◆ TASK OBJECTIVE: Repeat everything in the material exactly.

◆ Stored data entries:
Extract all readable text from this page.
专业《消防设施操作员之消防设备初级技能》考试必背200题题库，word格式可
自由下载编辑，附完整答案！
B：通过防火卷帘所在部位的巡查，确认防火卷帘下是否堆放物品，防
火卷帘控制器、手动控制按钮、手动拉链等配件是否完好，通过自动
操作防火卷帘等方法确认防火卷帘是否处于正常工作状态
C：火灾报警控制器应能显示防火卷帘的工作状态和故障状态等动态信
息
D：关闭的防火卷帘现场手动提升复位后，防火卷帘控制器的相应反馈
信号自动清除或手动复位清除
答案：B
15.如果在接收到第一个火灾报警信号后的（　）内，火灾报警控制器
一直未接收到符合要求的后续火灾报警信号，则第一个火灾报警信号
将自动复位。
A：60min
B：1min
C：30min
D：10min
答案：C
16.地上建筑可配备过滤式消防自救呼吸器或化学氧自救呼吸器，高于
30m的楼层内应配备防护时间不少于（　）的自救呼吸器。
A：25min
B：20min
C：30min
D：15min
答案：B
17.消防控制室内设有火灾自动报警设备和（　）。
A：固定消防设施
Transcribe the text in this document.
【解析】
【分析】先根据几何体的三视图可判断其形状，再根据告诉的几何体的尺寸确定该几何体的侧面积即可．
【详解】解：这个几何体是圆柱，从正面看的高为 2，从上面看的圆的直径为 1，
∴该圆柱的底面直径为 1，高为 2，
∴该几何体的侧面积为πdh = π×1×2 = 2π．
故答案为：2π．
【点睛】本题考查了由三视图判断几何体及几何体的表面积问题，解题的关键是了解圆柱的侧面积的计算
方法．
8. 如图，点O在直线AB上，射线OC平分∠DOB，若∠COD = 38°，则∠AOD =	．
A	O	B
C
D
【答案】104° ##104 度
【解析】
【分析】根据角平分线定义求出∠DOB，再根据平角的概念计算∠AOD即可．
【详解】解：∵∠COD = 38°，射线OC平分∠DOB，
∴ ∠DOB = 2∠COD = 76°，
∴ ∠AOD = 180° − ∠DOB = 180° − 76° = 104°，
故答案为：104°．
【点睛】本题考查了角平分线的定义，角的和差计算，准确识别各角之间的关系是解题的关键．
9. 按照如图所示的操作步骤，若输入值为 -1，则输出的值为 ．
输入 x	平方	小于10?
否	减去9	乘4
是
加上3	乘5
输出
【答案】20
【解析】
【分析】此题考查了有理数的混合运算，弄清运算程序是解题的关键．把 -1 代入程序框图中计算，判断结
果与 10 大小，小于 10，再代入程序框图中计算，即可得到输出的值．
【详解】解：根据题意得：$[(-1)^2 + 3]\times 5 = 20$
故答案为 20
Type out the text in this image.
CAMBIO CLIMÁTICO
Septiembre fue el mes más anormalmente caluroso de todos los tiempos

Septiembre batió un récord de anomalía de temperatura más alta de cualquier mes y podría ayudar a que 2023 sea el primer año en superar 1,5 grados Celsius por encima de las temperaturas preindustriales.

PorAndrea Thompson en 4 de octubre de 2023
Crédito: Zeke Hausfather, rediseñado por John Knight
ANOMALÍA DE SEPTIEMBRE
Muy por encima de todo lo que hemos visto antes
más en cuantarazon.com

◆ TASK OUTPUT:
Extract all readable text from this page.
专业《消防设施操作员之消防设备初级技能》考试必背200题题库，word格式可
自由下载编辑，附完整答案！
B：通过防火卷帘所在部位的巡查，确认防火卷帘下是否堆放物品，防
火卷帘控制器、手动控制按钮、手动拉链等配件是否完好，通过自动
操作防火卷帘等方法确认防火卷帘是否处于正常工作状态
C：火灾报警控制器应能显示防火卷帘的工作状态和故障状态等动态信
息
D：关闭的防火卷帘现场手动提升复位后，防火卷帘控制器的相应反馈
信号自动清除或手动复位清除
答案：B
15.如果在接收到第一个火灾报警信号后的（　）内，火灾报警控制器
一直未接收到符合要求的后续火灾报警信号，则第一个火灾报警信号
将自动复位。
A：60min
B：1min
C：30min
D：10min
答案：C
16.地上建筑可配备过滤式消防自救呼吸器或化学氧自救呼吸器，高于
30m的楼层内应配备防护时间不少于（　）的自救呼吸器。
A：25min
B：20min
C：30min
D：15min
答案：B
17.消防控制室内设有火灾自动报警设备和（　）。
A：固定消防设施
Transcribe the text in this document.
【解析】
【分析】先根据几何体的三视图可判断其形状，再根据告诉的几何体的尺寸确定该几何体的侧面积即可．
【详解】解：这个几何体是圆柱，从正面看的高为 2，从上面看的圆的直径为 1，
∴该圆柱的底面直径为 1，高为 2，
∴该几何体的侧面积为πdh = π×1×2 = 2π．
故答案为：2π．
【点睛】本题考查了由三视图判断几何体及几何体的表面积问题，解题的关键是了解圆柱的侧面积的计算
方法．
8. 如图，点O在直线AB上，射线OC平分∠DOB，若∠COD = 38°，则∠AOD =	．
A	O	B
C
D
【答案】104° ##104 度
【解析】
【分析】根据角平分线定义求出∠DOB，再根据平角的概念计算∠AOD即可．
【详解】解：∵∠COD = 38°，射线OC平分∠DOB，
∴ ∠DOB = 2∠COD = 76°，
∴ ∠AOD = 180° − ∠DOB = 180° − 76° = 104°，
故答案为：104°．
【点睛】本题考查了角平分线的定义，角的和差计算，准确识别各角之间的关系是解题的关键．
9. 按照如图所示的操作步骤，若输入值为 -1，则输出的值为 ．
输入 x	平方	小于10?
否	减去9	乘4
是
加上3	乘5
输出
【答案】20
【解析】
【分析】此题考查了有理数的混合运算，弄清运算程序是解题的关键．把 -1 代入程序框图中计算，判断结
果与 10 大小，小于 10，再代入程序框图中计算，即可得到输出的值．
【详解】解：根据题意得：$[(-1)^2 + 3]\times 5 = 20$
故答案为 20
Type out the text in this image.
CAMBIO CLIMÁTICO
Septiembre fue el mes más anormalmente caluroso de todos los tiempos

Septiembre batió un récord de anomalía de temperatura más alta de cualquier mes y podría ayudar a que 2023 sea el primer año en superar 1,5 grados Celsius por encima de las temperaturas preindustriales.

PorAndrea Thompson en 4 de octubre de 2023
Crédito: Zeke Hausfather, rediseñado por John Knight
ANOMALÍA DE SEPTIEMBRE
Muy por encima de todo lo que hemos visto antes
más en cuantarazon.com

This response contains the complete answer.